REQUIRED WORK: Please transcribe the listing below without any change, starting at its first line and ending at the line that contains "- document-title: 某区委书记2025年度抓基层党建述职报告: [146, 138, 804, 179]", with both of those lines included.

MATERIAL SHOWN:
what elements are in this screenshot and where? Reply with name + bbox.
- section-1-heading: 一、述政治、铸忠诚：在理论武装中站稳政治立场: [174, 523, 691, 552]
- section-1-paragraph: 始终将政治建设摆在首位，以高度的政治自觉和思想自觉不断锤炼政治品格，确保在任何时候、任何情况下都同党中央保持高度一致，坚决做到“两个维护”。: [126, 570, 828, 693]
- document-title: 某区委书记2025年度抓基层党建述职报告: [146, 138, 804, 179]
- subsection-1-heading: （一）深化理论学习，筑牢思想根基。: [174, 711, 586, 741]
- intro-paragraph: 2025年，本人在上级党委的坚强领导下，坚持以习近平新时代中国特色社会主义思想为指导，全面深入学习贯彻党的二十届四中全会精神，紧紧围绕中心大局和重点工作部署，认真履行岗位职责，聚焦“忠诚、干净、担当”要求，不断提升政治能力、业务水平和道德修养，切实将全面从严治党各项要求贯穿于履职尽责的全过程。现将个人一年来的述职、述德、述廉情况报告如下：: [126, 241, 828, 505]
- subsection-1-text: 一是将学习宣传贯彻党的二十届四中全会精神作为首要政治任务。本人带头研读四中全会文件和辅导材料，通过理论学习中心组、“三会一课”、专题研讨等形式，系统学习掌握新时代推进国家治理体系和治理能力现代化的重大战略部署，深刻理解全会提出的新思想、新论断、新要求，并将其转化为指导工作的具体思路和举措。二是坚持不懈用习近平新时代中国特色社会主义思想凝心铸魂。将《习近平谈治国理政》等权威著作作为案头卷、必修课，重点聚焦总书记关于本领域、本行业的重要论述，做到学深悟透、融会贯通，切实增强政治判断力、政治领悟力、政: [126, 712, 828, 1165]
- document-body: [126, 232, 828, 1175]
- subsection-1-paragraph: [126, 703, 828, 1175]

SOLUTION FOR THIS TASK:
what elements are in this screenshot and where? Reply with name + bbox.
- section-1-heading: 一、述政治、铸忠诚：在理论武装中站稳政治立场: [174, 523, 691, 552]
- section-1-paragraph: 始终将政治建设摆在首位，以高度的政治自觉和思想自觉不断锤炼政治品格，确保在任何时候、任何情况下都同党中央保持高度一致，坚决做到“两个维护”。: [126, 570, 828, 693]
- document-title: 某区委书记2025年度抓基层党建述职报告: [146, 138, 804, 179]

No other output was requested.